Instructions to follow »
Find all the lines with "että" and gather them.

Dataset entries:
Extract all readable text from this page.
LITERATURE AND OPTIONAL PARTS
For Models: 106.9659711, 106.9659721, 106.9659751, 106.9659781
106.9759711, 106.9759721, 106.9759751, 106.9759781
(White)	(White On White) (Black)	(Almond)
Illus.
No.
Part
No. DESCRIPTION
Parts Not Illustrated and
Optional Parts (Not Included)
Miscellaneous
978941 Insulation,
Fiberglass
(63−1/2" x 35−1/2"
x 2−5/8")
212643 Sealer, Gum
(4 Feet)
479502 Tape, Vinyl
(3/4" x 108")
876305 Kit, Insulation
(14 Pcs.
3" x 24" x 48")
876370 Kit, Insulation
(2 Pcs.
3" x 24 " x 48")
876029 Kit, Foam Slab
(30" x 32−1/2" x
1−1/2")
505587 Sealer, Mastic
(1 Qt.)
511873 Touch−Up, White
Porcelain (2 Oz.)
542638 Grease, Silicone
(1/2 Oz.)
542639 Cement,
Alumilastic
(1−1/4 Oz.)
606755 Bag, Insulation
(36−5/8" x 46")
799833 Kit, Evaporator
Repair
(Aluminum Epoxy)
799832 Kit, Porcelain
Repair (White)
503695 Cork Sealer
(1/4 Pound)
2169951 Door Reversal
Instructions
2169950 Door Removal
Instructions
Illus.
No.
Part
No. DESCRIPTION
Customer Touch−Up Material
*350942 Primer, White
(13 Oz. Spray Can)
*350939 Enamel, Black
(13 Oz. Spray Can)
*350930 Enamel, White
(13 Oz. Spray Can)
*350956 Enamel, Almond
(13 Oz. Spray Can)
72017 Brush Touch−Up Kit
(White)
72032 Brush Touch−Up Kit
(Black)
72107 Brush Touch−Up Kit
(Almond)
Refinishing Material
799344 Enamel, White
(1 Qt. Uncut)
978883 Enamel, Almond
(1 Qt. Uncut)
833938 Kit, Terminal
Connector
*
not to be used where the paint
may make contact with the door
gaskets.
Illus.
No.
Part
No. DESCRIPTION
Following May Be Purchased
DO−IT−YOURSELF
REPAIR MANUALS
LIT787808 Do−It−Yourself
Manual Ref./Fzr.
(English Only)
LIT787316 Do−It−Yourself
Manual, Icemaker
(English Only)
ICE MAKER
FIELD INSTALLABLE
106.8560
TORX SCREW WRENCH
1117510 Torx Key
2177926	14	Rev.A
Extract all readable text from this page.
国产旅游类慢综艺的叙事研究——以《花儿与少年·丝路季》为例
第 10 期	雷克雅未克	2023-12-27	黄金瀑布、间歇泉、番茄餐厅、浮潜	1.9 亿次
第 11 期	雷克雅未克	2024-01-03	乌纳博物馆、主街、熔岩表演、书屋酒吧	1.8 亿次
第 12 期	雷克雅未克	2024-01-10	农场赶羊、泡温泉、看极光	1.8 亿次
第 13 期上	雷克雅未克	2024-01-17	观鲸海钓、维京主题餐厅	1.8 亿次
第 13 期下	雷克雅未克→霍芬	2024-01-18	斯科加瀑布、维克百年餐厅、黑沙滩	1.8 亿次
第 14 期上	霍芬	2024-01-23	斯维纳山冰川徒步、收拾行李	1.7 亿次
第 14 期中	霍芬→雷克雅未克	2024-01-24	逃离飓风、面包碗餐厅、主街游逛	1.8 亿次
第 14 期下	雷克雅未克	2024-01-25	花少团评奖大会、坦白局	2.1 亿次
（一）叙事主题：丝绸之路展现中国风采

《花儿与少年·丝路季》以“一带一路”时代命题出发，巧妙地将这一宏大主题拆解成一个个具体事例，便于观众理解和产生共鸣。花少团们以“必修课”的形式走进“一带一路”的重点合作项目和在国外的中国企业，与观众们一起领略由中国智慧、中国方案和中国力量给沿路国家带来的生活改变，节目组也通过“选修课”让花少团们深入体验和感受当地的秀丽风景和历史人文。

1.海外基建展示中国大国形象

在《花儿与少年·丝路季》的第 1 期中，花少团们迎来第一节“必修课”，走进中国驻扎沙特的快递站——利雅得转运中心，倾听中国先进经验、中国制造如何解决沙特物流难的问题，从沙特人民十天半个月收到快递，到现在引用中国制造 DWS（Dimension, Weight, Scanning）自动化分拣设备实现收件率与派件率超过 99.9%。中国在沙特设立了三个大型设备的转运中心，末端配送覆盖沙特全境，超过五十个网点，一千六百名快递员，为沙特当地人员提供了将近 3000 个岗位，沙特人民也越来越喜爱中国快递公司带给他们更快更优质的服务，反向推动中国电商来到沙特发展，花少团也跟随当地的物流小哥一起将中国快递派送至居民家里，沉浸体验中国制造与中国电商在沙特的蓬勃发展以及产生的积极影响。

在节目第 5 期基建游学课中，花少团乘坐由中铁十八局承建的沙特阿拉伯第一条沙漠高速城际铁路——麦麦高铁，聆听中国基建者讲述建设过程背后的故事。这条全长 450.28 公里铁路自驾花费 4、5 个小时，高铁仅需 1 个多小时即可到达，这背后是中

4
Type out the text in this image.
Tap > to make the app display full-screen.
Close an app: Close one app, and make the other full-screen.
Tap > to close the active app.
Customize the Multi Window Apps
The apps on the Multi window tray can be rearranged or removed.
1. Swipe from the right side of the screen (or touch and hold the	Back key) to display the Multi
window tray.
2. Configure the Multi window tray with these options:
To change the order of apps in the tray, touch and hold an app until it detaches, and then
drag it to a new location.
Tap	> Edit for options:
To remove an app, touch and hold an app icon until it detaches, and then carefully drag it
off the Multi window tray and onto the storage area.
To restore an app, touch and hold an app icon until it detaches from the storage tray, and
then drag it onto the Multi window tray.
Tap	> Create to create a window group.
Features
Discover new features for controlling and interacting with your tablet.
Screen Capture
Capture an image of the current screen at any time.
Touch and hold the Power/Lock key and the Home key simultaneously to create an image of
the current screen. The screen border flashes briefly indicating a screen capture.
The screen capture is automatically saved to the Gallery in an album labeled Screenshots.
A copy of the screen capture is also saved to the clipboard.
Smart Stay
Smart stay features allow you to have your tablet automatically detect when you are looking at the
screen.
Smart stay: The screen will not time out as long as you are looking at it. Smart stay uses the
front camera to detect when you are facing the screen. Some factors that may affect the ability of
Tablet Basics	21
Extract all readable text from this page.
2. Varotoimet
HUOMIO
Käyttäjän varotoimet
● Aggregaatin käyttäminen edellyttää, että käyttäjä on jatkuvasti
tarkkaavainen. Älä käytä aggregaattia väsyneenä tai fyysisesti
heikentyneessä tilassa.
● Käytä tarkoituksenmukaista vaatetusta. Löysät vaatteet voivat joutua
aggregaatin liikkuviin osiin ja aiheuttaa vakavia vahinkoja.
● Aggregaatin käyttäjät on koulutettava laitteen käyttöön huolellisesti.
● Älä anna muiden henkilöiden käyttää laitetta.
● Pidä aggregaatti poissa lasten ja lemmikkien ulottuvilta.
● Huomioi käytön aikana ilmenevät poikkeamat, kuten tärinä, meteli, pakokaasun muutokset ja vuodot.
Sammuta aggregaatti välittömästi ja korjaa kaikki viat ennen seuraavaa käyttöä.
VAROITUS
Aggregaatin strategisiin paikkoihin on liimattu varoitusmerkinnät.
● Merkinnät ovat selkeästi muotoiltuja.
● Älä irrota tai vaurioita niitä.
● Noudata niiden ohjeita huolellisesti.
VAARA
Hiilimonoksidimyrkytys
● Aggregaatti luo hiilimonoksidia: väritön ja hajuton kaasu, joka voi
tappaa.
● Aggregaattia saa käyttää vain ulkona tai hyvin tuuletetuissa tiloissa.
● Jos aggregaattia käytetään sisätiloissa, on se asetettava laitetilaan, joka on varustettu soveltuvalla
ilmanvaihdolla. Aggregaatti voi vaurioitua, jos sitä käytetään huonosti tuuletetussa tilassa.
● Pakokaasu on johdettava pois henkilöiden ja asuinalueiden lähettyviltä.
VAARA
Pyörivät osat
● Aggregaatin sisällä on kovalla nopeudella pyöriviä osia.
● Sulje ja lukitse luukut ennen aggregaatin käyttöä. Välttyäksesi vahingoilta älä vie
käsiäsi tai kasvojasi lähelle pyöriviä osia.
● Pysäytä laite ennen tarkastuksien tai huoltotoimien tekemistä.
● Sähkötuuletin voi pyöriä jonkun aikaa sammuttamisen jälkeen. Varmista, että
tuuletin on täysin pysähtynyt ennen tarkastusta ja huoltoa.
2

Task output »
● Aggregaatin käyttäminen edellyttää, että käyttäjä on jatkuvasti
● Sähkötuuletin voi pyöriä jonkun aikaa sammuttamisen jälkeen. Varmista, että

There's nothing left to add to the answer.